====== ENTRIES SHOWN ======
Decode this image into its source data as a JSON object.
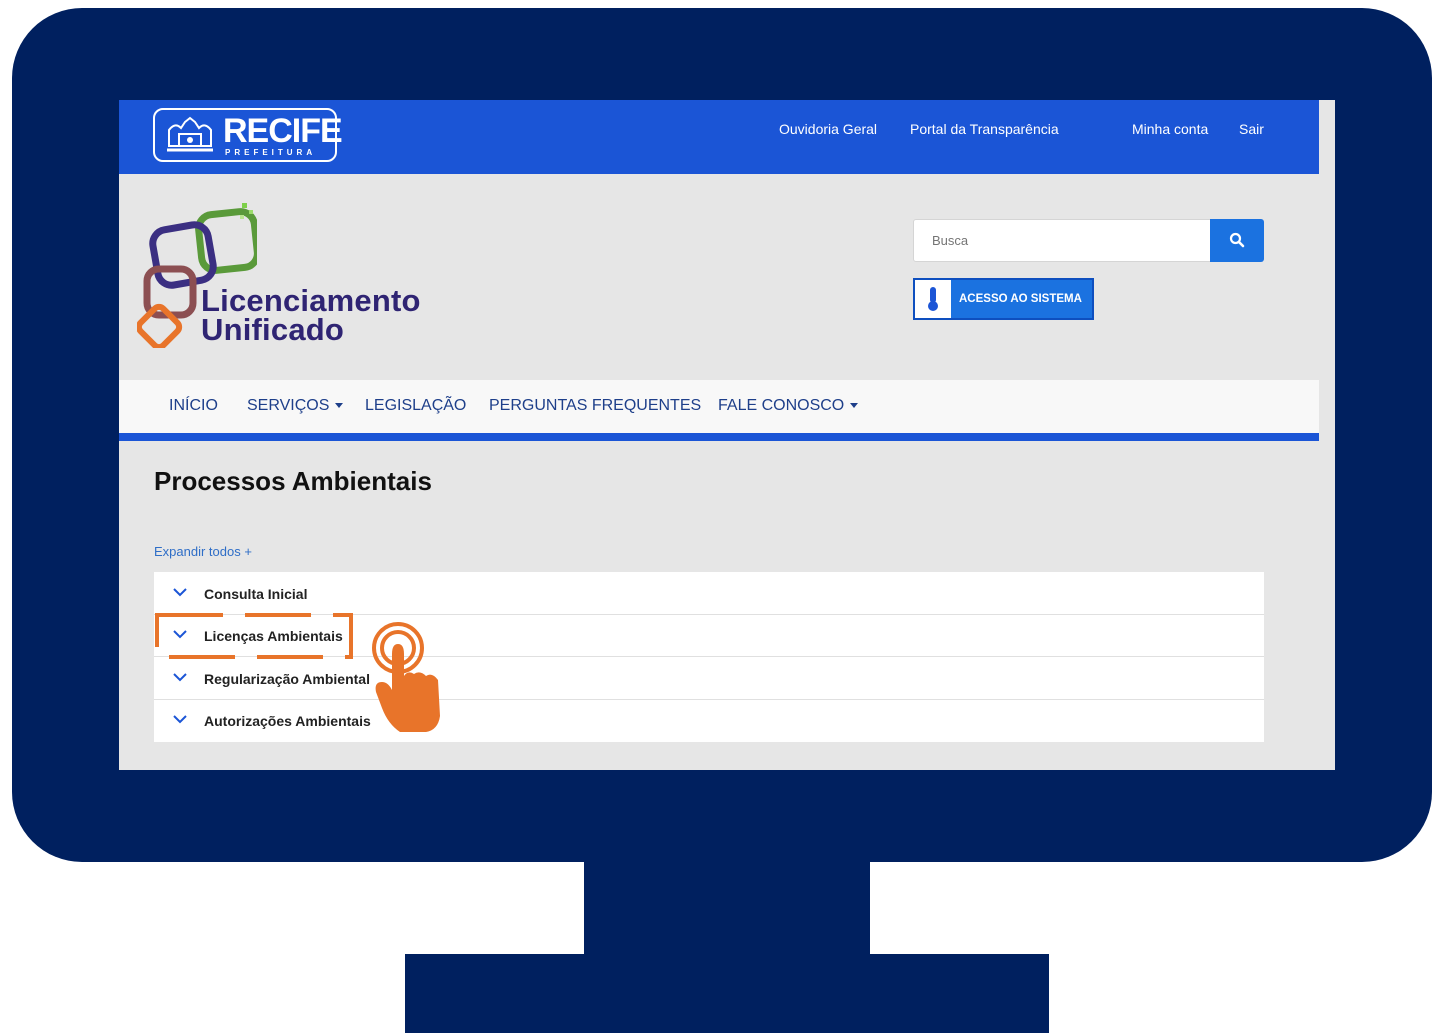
{
  "header": {
    "logo_text": "RECIFE",
    "logo_subtext": "PREFEITURA",
    "links": [
      "Ouvidoria Geral",
      "Portal da Transparência",
      "Minha conta",
      "Sair"
    ]
  },
  "brand": {
    "line1": "Licenciamento",
    "line2": "Unificado"
  },
  "search": {
    "placeholder": "Busca",
    "button_icon": "search-icon"
  },
  "access": {
    "label": "ACESSO AO SISTEMA",
    "icon": "thermometer-icon"
  },
  "nav": {
    "items": [
      "INÍCIO",
      "SERVIÇOS",
      "LEGISLAÇÃO",
      "PERGUNTAS FREQUENTES",
      "FALE CONOSCO"
    ]
  },
  "main": {
    "title": "Processos Ambientais",
    "expand_all": "Expandir todos +",
    "accordion": [
      "Consulta Inicial",
      "Licenças Ambientais",
      "Regularização Ambiental",
      "Autorizações Ambientais"
    ]
  },
  "colors": {
    "monitor": "#00205f",
    "header_blue": "#1b55d6",
    "button_blue": "#1b72e0",
    "highlight_orange": "#e8742a",
    "brand_purple": "#2f2473"
  }
}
======
■ **WHAT TO PRODUCE**
Write out each line again precisely as it appears, skipping every picture.

■ **SOLUTION**
Decode this image into its source data as a JSON object.
{
  "header": {
    "logo_text": "RECIFE",
    "logo_subtext": "PREFEITURA",
    "links": [
      "Ouvidoria Geral",
      "Portal da Transparência",
      "Minha conta",
      "Sair"
    ]
  },
  "brand": {
    "line1": "Licenciamento",
    "line2": "Unificado"
  },
  "search": {
    "placeholder": "Busca",
    "button_icon": "search-icon"
  },
  "access": {
    "label": "ACESSO AO SISTEMA",
    "icon": "thermometer-icon"
  },
  "nav": {
    "items": [
      "INÍCIO",
      "SERVIÇOS",
      "LEGISLAÇÃO",
      "PERGUNTAS FREQUENTES",
      "FALE CONOSCO"
    ]
  },
  "main": {
    "title": "Processos Ambientais",
    "expand_all": "Expandir todos +",
    "accordion": [
      "Consulta Inicial",
      "Licenças Ambientais",
      "Regularização Ambiental",
      "Autorizações Ambientais"
    ]
  },
  "colors": {
    "monitor": "#00205f",
    "header_blue": "#1b55d6",
    "button_blue": "#1b72e0",
    "highlight_orange": "#e8742a",
    "brand_purple": "#2f2473"
  }
}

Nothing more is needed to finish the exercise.